After lengthy talks with Mr Blair the Chancellor has instigated a root-and-branch review of all Whitehall spending designed to reset Labour’s priorities for the next ten years.
Its conclusion and announcement in 2007, coinciding with Mr Blair’s anniversary of ten years as Prime Minister, could provide an obvious opportunity for Mr Blair to give up the reins, senior ministers said.
But the growing pressures on Mr Brown to avoid tax rises was underlined as he announced that all departments would be asked to justify their budgets from scratch and suddenly moved the goalposts to ensure that he does not break his “golden” financial rule in the imminent future.
He lengthened the period of the current economic cycle during which he has to balance his budget by the two years between 1997 and 1999, giving him more than £13 billion extra to play with, prompting accusations from the Conservatives that he was “cheating” and “cooking the books”.
Mr Brown announced that the next three-year allocation of spending would be announced in 2007 rather than next year as planned, and that the figures for the current three-year period would remain unchanged.
But in the meantime he is to undertake the second “comprehensive spending review” of Labour’s period in office.
It will amount to a complete reexamination of where the Government spends its money, aimed at ensuring that the available cash goes to the areas which Mr Blair and Mr Brown deem to be its priorities for what one aide called yesterday “new Labour’s second decade”.
Officials are already pointing to extra spending to cope with the growth of the elderly population, more money to go towards science and research to meet the challenges from India and China, housing and transport. As a result spending or waste in other areas will have to be cut. The review will be conducted over the next 12 months with major announcements in July 2006.
Mr Brown’s announcement in the spring of 2007 is being seen by senior ministers as the obvious staging post at which Mr Blair could initiate a Brown succession. Aides say that he will work closely with the Chancellor on the review. This would enable Mr Blair to put his stamp on the next stage of Labour’s journey while having ensured the much-trumpeted “orderly succession” to Mr Brown.
The move reflects the relative changes in Mr Blair’s and Mr Brown’s political fortunes since the election. Immediately afterwards some Labour MPs were calling for Mr Blair’s head because of the sharp fall in his majority. But he has recovered fast with the demise of the European constitution, his crucial role in London’s successful Olympic bid, and the way he has handled the London bombings. Mr Brown has faced criticism over tax credits, the risk of being dragged into the Railtrack row, and constant questioning over his economic forecasts.
George Osborne, the Shadow Chancellor, said Mr Brown had demolished his reputation for fiscal prudence and would not stave off the need to raise taxes. He called for the creation of an independent committee to determine the start and end dates of the economic cycle. “The Iron Chancellor has become the cheating Chancellor. Today’s manoeuvre destroys the credibility of the the golden rule. He has fiddled the figures. It is like giving someone a straitjacket and then also giving them the keys to release the straitjacket. The fact is that he is referee in the game that he is playing.”
CBI chief economist Ian McCafferty said that the Chancellor was simply delaying difficult decisions on tackling the “structural deficit” on the public finances.Peter Spencer, of the independent Ernst & Young ITEM Club, said that the change to the golden rule calculations showed how easy it was to manipulate. “With the Chancellor effectively acting as judge, jury and executioner, it was always going to be hard to secure a conviction under the golden rule in this cycle.”

**RECORD LIST:**
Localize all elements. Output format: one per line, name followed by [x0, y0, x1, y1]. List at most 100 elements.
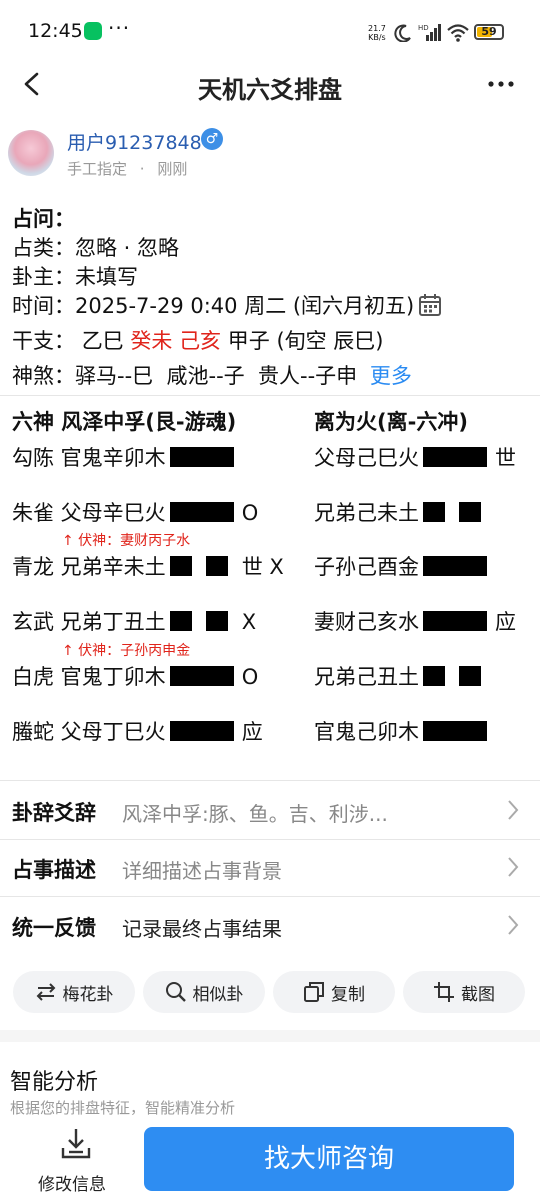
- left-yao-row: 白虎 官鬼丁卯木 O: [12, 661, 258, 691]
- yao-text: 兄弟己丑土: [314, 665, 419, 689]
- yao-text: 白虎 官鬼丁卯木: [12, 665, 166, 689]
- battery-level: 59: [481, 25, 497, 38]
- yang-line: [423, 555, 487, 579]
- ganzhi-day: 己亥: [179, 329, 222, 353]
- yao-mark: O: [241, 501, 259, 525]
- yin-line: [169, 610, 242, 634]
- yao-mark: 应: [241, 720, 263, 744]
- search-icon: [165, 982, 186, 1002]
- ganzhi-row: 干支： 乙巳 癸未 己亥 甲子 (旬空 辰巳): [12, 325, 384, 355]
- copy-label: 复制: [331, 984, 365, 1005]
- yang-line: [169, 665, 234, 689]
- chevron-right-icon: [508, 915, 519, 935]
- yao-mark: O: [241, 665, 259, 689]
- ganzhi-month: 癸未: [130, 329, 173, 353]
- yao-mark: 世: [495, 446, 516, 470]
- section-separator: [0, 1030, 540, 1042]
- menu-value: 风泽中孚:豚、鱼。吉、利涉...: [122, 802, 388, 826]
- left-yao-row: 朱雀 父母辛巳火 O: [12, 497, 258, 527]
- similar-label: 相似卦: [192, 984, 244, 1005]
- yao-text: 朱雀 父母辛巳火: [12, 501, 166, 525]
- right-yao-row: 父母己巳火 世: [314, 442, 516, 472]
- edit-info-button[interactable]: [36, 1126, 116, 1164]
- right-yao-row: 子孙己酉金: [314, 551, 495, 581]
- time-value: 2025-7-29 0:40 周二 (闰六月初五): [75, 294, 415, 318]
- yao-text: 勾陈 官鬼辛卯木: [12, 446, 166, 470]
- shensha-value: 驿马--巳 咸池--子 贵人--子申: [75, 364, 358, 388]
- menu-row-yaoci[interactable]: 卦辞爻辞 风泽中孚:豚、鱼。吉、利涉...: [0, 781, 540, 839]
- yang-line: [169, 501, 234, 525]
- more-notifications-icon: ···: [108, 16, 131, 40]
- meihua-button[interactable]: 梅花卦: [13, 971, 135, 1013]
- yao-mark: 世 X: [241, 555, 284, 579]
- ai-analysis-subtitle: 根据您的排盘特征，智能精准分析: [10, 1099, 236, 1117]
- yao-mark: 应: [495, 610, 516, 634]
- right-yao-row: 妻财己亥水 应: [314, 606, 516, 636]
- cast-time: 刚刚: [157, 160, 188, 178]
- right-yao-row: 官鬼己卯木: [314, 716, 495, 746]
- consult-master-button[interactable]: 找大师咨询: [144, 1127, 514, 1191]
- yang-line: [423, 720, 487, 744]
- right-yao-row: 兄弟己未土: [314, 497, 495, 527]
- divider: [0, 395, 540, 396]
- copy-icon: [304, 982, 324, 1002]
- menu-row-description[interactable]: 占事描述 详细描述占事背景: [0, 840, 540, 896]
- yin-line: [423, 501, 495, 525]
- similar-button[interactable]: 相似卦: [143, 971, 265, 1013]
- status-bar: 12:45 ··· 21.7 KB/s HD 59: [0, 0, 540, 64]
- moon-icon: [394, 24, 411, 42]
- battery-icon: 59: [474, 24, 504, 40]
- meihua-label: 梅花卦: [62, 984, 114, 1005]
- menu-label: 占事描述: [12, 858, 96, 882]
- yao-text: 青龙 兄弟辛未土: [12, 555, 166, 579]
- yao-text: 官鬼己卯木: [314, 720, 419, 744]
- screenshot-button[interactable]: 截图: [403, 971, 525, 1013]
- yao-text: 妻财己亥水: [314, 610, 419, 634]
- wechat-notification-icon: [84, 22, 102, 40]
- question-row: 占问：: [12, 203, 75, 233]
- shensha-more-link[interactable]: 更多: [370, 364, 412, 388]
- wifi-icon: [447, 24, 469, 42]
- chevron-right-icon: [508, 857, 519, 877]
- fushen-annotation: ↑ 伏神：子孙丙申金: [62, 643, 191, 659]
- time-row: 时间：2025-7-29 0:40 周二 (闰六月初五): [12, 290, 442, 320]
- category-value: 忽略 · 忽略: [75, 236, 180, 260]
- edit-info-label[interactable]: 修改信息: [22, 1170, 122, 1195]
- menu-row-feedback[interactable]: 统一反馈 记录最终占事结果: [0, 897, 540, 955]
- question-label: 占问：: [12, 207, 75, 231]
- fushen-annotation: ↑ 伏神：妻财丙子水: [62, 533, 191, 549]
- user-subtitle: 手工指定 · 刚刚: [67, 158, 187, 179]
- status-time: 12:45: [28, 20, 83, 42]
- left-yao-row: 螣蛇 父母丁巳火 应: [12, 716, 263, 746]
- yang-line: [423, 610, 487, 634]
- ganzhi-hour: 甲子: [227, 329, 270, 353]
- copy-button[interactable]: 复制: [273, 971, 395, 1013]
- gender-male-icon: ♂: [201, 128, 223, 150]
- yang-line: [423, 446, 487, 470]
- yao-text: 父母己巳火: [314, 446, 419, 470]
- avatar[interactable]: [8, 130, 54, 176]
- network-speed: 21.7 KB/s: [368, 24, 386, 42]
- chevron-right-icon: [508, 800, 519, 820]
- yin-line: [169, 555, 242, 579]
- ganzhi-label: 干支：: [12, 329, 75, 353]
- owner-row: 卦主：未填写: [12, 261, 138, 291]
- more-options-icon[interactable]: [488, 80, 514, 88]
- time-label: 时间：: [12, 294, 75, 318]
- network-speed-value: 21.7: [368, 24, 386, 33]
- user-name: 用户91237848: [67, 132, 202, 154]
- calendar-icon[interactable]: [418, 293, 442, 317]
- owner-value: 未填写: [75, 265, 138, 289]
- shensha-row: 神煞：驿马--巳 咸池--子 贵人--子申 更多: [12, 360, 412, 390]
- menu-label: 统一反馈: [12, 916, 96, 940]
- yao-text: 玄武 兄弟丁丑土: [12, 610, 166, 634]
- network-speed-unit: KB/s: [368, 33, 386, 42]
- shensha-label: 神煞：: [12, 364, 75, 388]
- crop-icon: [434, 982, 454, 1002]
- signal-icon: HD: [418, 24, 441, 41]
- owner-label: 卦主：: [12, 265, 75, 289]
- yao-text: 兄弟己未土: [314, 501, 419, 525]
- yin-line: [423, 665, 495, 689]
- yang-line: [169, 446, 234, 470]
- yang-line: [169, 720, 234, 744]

--

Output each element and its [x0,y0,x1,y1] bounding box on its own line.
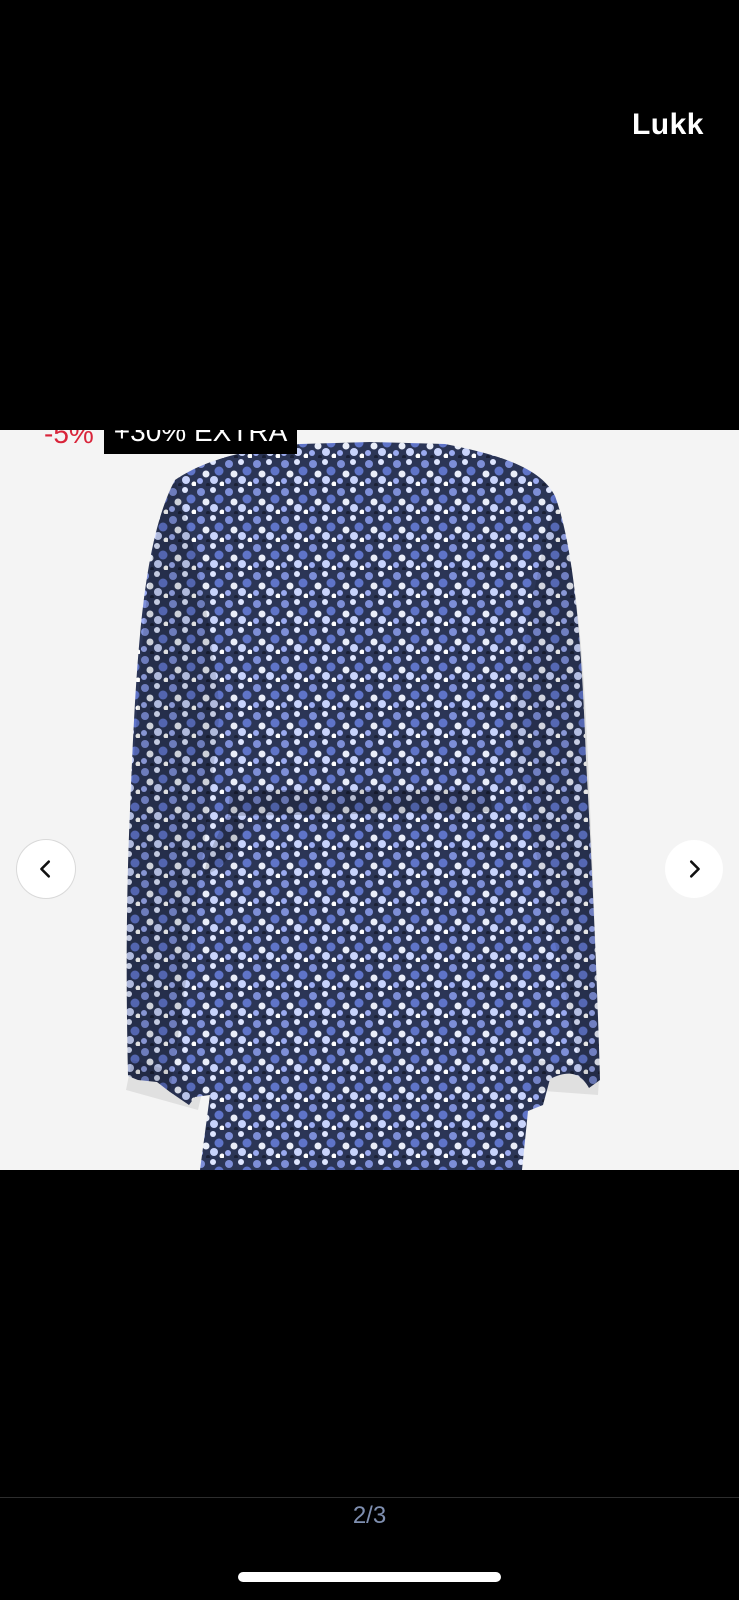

**TASKS FOR THIS EXERCISE:**
**a.** Reproduce the spending-review text starting with "Its conclusion and" and going on through "senior ministers said.", replacing "the reins" with "power".
**b.** According to the spending-review text, when are the review's major announcements to be made?
Answer using only the spending-review text.

**OUTPUTS BY TASK:**
**a.**
Its conclusion and announcement in 2007, coinciding with Mr Blair’s anniversary of ten years as Prime Minister, could provide an obvious opportunity for Mr Blair to give up power, senior ministers said.

**b.** In July 2006.